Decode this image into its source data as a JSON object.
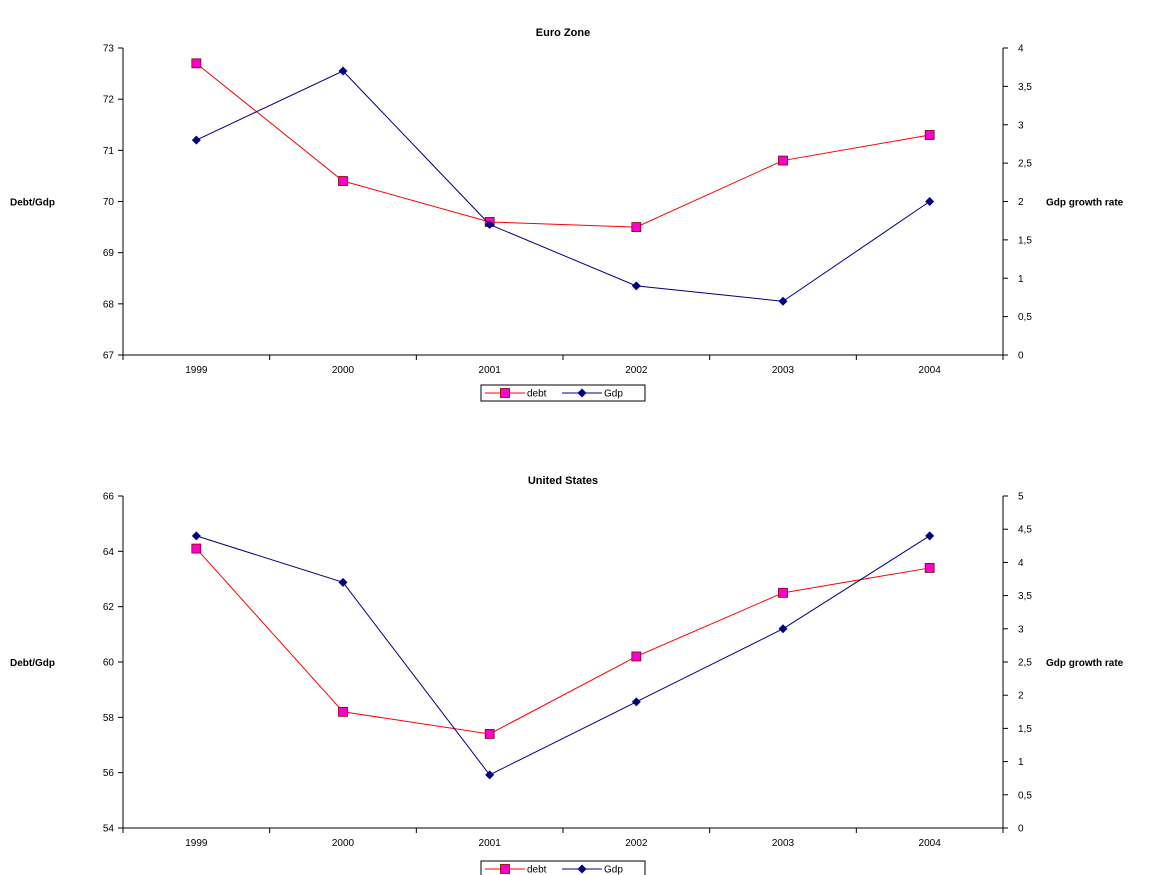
{
  "chart_data": [
    {
      "type": "line",
      "title": "Euro Zone",
      "categories": [
        "1999",
        "2000",
        "2001",
        "2002",
        "2003",
        "2004"
      ],
      "ylabel": "Debt/Gdp",
      "y2label": "Gdp growth rate",
      "ylim": [
        67,
        73
      ],
      "y2lim": [
        0,
        4
      ],
      "yticks": [
        "67",
        "68",
        "69",
        "70",
        "71",
        "72",
        "73"
      ],
      "y2ticks": [
        "0",
        "0,5",
        "1",
        "1,5",
        "2",
        "2,5",
        "3",
        "3,5",
        "4"
      ],
      "legend_position": "bottom",
      "grid": false,
      "series": [
        {
          "name": "debt",
          "axis": "left",
          "color": "#ff0000",
          "marker_color": "#ff00cc",
          "marker": "square",
          "values": [
            72.7,
            70.4,
            69.6,
            69.5,
            70.8,
            71.3
          ]
        },
        {
          "name": "Gdp",
          "axis": "right",
          "color": "#000080",
          "marker_color": "#000080",
          "marker": "diamond",
          "values": [
            2.8,
            3.7,
            1.7,
            0.9,
            0.7,
            2.0
          ]
        }
      ]
    },
    {
      "type": "line",
      "title": "United States",
      "categories": [
        "1999",
        "2000",
        "2001",
        "2002",
        "2003",
        "2004"
      ],
      "ylabel": "Debt/Gdp",
      "y2label": "Gdp growth rate",
      "ylim": [
        54,
        66
      ],
      "y2lim": [
        0,
        5
      ],
      "yticks": [
        "54",
        "56",
        "58",
        "60",
        "62",
        "64",
        "66"
      ],
      "y2ticks": [
        "0",
        "0,5",
        "1",
        "1,5",
        "2",
        "2,5",
        "3",
        "3,5",
        "4",
        "4,5",
        "5"
      ],
      "legend_position": "bottom",
      "grid": false,
      "series": [
        {
          "name": "debt",
          "axis": "left",
          "color": "#ff0000",
          "marker_color": "#ff00cc",
          "marker": "square",
          "values": [
            64.1,
            58.2,
            57.4,
            60.2,
            62.5,
            63.4
          ]
        },
        {
          "name": "Gdp",
          "axis": "right",
          "color": "#000080",
          "marker_color": "#000080",
          "marker": "diamond",
          "values": [
            4.4,
            3.7,
            0.8,
            1.9,
            3.0,
            4.4
          ]
        }
      ]
    }
  ]
}
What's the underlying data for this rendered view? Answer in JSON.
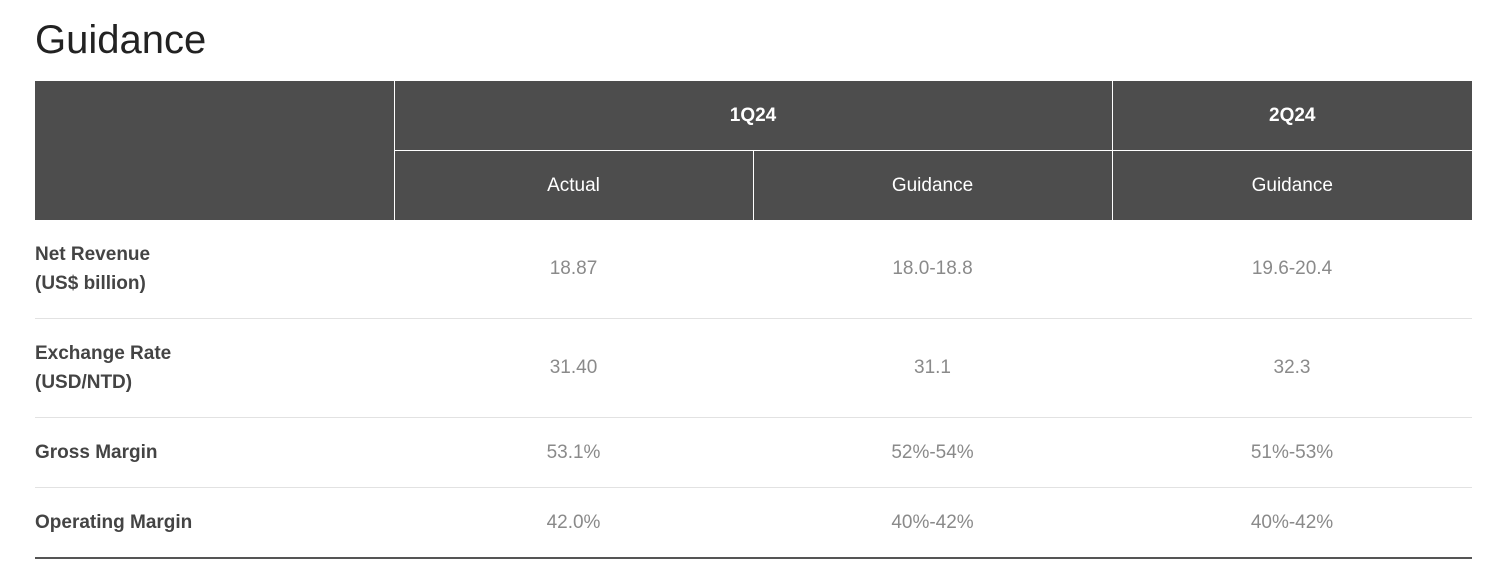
{
  "page": {
    "title": "Guidance"
  },
  "table": {
    "header": {
      "groups": [
        "1Q24",
        "2Q24"
      ],
      "subheaders": [
        "Actual",
        "Guidance",
        "Guidance"
      ]
    },
    "rows": [
      {
        "label_line1": "Net Revenue",
        "label_line2": "(US$ billion)",
        "values": [
          "18.87",
          "18.0-18.8",
          "19.6-20.4"
        ]
      },
      {
        "label_line1": "Exchange Rate",
        "label_line2": "(USD/NTD)",
        "values": [
          "31.40",
          "31.1",
          "32.3"
        ]
      },
      {
        "label_line1": "Gross Margin",
        "label_line2": "",
        "values": [
          "53.1%",
          "52%-54%",
          "51%-53%"
        ]
      },
      {
        "label_line1": "Operating Margin",
        "label_line2": "",
        "values": [
          "42.0%",
          "40%-42%",
          "40%-42%"
        ]
      }
    ]
  },
  "colors": {
    "header_bg": "#4d4d4d",
    "header_text": "#ffffff",
    "label_text": "#444444",
    "value_text": "#8a8a8a",
    "row_divider": "#e2e2e2"
  }
}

● ● ●

Task directions: Omit the pictures and please write out exactly the lines between the one containing "What's the underlying" and the last line of the entries, both included.

Exercise answer:
What's the underlying data for this rendered view? Answer in JSON.
{
  "page": {
    "title": "Guidance"
  },
  "table": {
    "header": {
      "groups": [
        "1Q24",
        "2Q24"
      ],
      "subheaders": [
        "Actual",
        "Guidance",
        "Guidance"
      ]
    },
    "rows": [
      {
        "label_line1": "Net Revenue",
        "label_line2": "(US$ billion)",
        "values": [
          "18.87",
          "18.0-18.8",
          "19.6-20.4"
        ]
      },
      {
        "label_line1": "Exchange Rate",
        "label_line2": "(USD/NTD)",
        "values": [
          "31.40",
          "31.1",
          "32.3"
        ]
      },
      {
        "label_line1": "Gross Margin",
        "label_line2": "",
        "values": [
          "53.1%",
          "52%-54%",
          "51%-53%"
        ]
      },
      {
        "label_line1": "Operating Margin",
        "label_line2": "",
        "values": [
          "42.0%",
          "40%-42%",
          "40%-42%"
        ]
      }
    ]
  },
  "colors": {
    "header_bg": "#4d4d4d",
    "header_text": "#ffffff",
    "label_text": "#444444",
    "value_text": "#8a8a8a",
    "row_divider": "#e2e2e2"
  }
}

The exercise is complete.